Data items:
____________________
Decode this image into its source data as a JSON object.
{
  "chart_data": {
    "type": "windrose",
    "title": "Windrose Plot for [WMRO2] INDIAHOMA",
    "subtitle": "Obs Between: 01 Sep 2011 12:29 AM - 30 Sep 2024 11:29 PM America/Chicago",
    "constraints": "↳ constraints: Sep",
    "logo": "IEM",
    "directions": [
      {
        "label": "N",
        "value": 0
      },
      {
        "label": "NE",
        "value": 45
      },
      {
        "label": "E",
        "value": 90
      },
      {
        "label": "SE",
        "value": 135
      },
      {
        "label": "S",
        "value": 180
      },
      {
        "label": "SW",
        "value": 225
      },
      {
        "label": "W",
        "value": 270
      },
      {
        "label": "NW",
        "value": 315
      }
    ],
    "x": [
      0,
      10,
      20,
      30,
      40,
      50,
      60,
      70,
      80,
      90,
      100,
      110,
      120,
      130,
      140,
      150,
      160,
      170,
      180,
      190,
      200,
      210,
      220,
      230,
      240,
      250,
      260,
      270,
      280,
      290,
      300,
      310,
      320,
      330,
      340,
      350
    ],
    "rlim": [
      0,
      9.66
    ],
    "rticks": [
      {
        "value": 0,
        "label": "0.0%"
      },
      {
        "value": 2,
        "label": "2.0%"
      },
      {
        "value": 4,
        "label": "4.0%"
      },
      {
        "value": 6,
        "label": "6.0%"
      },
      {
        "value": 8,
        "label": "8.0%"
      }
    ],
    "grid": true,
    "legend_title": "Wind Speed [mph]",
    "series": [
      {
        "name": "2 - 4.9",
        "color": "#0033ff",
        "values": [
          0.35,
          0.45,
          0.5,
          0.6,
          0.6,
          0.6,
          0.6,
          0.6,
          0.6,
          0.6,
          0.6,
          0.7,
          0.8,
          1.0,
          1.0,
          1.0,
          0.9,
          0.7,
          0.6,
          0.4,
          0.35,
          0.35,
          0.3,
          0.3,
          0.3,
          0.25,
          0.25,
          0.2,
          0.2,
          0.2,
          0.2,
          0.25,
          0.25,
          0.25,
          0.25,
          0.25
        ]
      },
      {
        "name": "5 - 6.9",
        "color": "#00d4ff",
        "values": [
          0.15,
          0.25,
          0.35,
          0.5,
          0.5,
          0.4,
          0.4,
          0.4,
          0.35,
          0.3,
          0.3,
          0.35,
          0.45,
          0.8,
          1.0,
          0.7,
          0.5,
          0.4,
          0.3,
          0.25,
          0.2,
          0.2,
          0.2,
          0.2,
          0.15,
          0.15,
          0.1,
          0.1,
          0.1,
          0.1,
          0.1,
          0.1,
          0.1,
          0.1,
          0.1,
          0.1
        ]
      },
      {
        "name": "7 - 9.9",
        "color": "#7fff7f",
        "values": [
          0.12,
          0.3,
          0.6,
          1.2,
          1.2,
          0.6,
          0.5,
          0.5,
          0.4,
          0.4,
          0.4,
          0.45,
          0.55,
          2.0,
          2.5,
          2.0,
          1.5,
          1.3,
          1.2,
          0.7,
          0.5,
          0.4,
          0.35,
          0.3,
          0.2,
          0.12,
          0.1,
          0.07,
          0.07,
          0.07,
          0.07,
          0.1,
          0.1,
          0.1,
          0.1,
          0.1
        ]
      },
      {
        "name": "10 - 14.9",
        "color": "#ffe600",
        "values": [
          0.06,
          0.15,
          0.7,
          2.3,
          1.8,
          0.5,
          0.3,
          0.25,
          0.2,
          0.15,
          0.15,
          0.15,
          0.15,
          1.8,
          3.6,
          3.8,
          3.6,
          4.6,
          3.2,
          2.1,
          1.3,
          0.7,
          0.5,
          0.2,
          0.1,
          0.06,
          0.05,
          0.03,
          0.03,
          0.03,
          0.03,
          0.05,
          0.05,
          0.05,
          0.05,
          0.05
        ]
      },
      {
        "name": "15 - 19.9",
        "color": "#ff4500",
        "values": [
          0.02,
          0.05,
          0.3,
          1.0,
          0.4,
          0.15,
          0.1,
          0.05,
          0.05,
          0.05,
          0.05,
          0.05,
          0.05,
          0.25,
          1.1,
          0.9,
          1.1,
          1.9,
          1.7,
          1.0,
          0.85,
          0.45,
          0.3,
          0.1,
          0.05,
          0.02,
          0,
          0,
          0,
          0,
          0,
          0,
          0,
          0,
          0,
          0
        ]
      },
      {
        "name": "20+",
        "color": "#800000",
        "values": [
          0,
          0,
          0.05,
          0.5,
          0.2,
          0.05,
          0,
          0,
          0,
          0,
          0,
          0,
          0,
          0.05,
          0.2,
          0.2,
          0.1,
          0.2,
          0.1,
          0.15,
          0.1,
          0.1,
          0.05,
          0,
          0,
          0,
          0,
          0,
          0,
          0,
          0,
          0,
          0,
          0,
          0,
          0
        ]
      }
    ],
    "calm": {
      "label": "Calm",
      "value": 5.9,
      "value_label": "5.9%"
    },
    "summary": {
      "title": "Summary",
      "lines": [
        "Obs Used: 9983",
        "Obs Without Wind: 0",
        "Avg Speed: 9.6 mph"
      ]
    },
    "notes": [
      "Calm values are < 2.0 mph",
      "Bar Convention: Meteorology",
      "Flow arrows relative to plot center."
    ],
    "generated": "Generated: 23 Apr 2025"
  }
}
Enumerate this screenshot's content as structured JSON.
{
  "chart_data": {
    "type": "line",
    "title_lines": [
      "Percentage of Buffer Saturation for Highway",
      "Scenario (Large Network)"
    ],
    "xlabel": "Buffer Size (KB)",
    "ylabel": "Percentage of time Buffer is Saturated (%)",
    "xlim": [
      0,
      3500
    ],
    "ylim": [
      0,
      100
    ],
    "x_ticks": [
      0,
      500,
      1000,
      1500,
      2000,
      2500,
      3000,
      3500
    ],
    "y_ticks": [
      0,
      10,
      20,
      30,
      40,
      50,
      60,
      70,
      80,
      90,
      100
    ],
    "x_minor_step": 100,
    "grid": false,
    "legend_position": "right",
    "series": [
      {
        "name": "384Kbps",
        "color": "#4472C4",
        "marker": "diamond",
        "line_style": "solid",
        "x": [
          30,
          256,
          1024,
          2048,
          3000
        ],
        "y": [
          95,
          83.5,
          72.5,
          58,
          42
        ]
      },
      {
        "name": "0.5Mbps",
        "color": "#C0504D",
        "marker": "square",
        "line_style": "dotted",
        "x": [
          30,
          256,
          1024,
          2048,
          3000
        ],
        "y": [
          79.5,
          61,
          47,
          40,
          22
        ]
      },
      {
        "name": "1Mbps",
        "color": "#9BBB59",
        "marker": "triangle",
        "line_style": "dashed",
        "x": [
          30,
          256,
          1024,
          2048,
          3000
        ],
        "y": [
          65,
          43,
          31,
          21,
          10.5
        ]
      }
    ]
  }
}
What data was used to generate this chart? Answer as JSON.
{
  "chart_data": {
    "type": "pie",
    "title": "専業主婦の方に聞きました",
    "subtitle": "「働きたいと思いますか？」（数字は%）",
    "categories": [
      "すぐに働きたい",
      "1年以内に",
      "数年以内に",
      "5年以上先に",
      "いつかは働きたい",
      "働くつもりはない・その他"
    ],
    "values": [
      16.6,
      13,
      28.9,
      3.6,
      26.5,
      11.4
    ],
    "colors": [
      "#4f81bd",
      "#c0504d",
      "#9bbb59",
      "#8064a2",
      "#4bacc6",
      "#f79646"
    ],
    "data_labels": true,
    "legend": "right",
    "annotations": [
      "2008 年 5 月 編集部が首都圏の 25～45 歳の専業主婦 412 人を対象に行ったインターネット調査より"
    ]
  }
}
____________________
▸ **PROBLEM REQUIREMENTS**
Pick out the lines above that hold the string "right" and show them.

▸ **ANSWER TO THE EXERCISE**
    "legend_position": "right",
    "legend": "right",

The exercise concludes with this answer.